Leave out any picture and return the remaining listing below exactly as given.
○ ○ ○
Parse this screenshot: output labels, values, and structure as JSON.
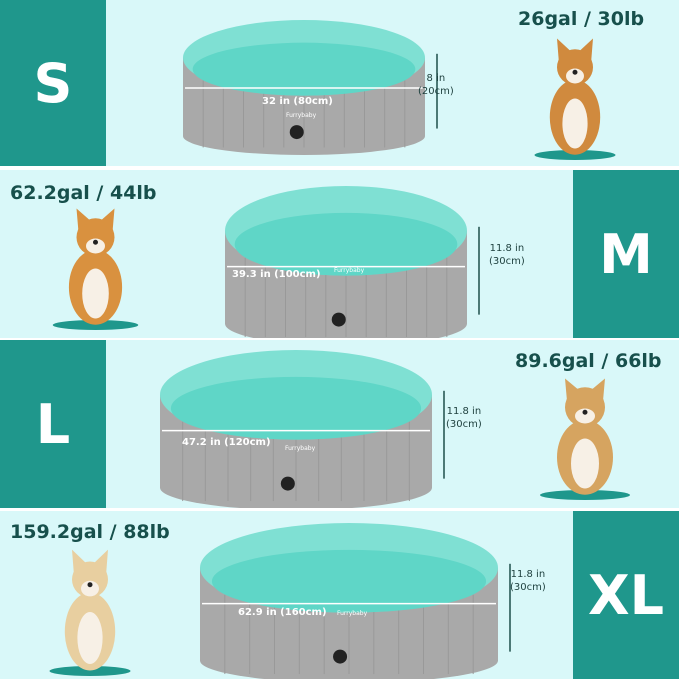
{
  "colors": {
    "background": "#d9f8f9",
    "accent": "#1f978c",
    "pool_outer": "#a9a9a9",
    "pool_inner": "#5fd6c7"
  },
  "brand": "Furrybaby",
  "sizes": [
    {
      "label": "S",
      "capacity": "26gal / 30lb",
      "width": "32 in (80cm)",
      "height_in": "8 in",
      "height_cm": "(20cm)"
    },
    {
      "label": "M",
      "capacity": "62.2gal / 44lb",
      "width": "39.3 in (100cm)",
      "height_in": "11.8 in",
      "height_cm": "(30cm)"
    },
    {
      "label": "L",
      "capacity": "89.6gal / 66lb",
      "width": "47.2 in (120cm)",
      "height_in": "11.8 in",
      "height_cm": "(30cm)"
    },
    {
      "label": "XL",
      "capacity": "159.2gal / 88lb",
      "width": "62.9 in (160cm)",
      "height_in": "11.8 in",
      "height_cm": "(30cm)"
    }
  ]
}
○ ○ ○
> **Exercise response**
Parse this screenshot: output labels, values, and structure as JSON.
{
  "colors": {
    "background": "#d9f8f9",
    "accent": "#1f978c",
    "pool_outer": "#a9a9a9",
    "pool_inner": "#5fd6c7"
  },
  "brand": "Furrybaby",
  "sizes": [
    {
      "label": "S",
      "capacity": "26gal / 30lb",
      "width": "32 in (80cm)",
      "height_in": "8 in",
      "height_cm": "(20cm)"
    },
    {
      "label": "M",
      "capacity": "62.2gal / 44lb",
      "width": "39.3 in (100cm)",
      "height_in": "11.8 in",
      "height_cm": "(30cm)"
    },
    {
      "label": "L",
      "capacity": "89.6gal / 66lb",
      "width": "47.2 in (120cm)",
      "height_in": "11.8 in",
      "height_cm": "(30cm)"
    },
    {
      "label": "XL",
      "capacity": "159.2gal / 88lb",
      "width": "62.9 in (160cm)",
      "height_in": "11.8 in",
      "height_cm": "(30cm)"
    }
  ]
}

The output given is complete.